- _Task prompt_
Output the data that follows exactly, line for line.

• • • • •

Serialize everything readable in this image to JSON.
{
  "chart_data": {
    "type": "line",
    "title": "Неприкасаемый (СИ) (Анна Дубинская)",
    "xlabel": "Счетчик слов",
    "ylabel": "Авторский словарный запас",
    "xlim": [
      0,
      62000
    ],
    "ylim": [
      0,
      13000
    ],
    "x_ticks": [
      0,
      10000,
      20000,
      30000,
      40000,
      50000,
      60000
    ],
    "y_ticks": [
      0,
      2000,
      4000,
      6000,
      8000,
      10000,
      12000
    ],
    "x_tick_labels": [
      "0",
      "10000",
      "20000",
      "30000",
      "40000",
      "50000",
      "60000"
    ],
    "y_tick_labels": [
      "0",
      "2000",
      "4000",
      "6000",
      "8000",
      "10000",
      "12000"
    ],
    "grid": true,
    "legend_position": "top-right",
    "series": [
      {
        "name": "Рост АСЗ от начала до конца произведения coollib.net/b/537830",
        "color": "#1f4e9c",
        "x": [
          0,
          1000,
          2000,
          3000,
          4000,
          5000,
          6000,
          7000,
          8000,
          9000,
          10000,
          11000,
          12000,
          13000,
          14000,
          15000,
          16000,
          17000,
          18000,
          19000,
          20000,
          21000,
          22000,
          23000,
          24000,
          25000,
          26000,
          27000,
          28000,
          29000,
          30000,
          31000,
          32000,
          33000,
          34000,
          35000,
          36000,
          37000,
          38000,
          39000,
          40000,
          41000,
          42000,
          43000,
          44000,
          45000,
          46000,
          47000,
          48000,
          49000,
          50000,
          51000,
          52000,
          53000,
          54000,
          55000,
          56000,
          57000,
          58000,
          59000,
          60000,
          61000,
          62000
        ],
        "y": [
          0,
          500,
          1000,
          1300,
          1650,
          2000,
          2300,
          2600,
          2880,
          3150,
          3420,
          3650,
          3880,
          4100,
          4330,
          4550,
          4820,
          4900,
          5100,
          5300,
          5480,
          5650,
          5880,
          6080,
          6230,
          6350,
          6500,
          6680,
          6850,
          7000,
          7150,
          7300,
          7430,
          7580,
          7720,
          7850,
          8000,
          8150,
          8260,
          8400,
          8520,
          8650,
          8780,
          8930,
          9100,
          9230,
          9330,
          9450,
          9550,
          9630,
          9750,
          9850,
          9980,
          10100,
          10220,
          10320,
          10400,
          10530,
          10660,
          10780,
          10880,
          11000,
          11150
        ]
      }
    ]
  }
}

• • • • •

- _Solution_
Serialize everything readable in this image to JSON.
{
  "chart_data": {
    "type": "line",
    "title": "Неприкасаемый (СИ) (Анна Дубинская)",
    "xlabel": "Счетчик слов",
    "ylabel": "Авторский словарный запас",
    "xlim": [
      0,
      62000
    ],
    "ylim": [
      0,
      13000
    ],
    "x_ticks": [
      0,
      10000,
      20000,
      30000,
      40000,
      50000,
      60000
    ],
    "y_ticks": [
      0,
      2000,
      4000,
      6000,
      8000,
      10000,
      12000
    ],
    "x_tick_labels": [
      "0",
      "10000",
      "20000",
      "30000",
      "40000",
      "50000",
      "60000"
    ],
    "y_tick_labels": [
      "0",
      "2000",
      "4000",
      "6000",
      "8000",
      "10000",
      "12000"
    ],
    "grid": true,
    "legend_position": "top-right",
    "series": [
      {
        "name": "Рост АСЗ от начала до конца произведения coollib.net/b/537830",
        "color": "#1f4e9c",
        "x": [
          0,
          1000,
          2000,
          3000,
          4000,
          5000,
          6000,
          7000,
          8000,
          9000,
          10000,
          11000,
          12000,
          13000,
          14000,
          15000,
          16000,
          17000,
          18000,
          19000,
          20000,
          21000,
          22000,
          23000,
          24000,
          25000,
          26000,
          27000,
          28000,
          29000,
          30000,
          31000,
          32000,
          33000,
          34000,
          35000,
          36000,
          37000,
          38000,
          39000,
          40000,
          41000,
          42000,
          43000,
          44000,
          45000,
          46000,
          47000,
          48000,
          49000,
          50000,
          51000,
          52000,
          53000,
          54000,
          55000,
          56000,
          57000,
          58000,
          59000,
          60000,
          61000,
          62000
        ],
        "y": [
          0,
          500,
          1000,
          1300,
          1650,
          2000,
          2300,
          2600,
          2880,
          3150,
          3420,
          3650,
          3880,
          4100,
          4330,
          4550,
          4820,
          4900,
          5100,
          5300,
          5480,
          5650,
          5880,
          6080,
          6230,
          6350,
          6500,
          6680,
          6850,
          7000,
          7150,
          7300,
          7430,
          7580,
          7720,
          7850,
          8000,
          8150,
          8260,
          8400,
          8520,
          8650,
          8780,
          8930,
          9100,
          9230,
          9330,
          9450,
          9550,
          9630,
          9750,
          9850,
          9980,
          10100,
          10220,
          10320,
          10400,
          10530,
          10660,
          10780,
          10880,
          11000,
          11150
        ]
      }
    ]
  }
}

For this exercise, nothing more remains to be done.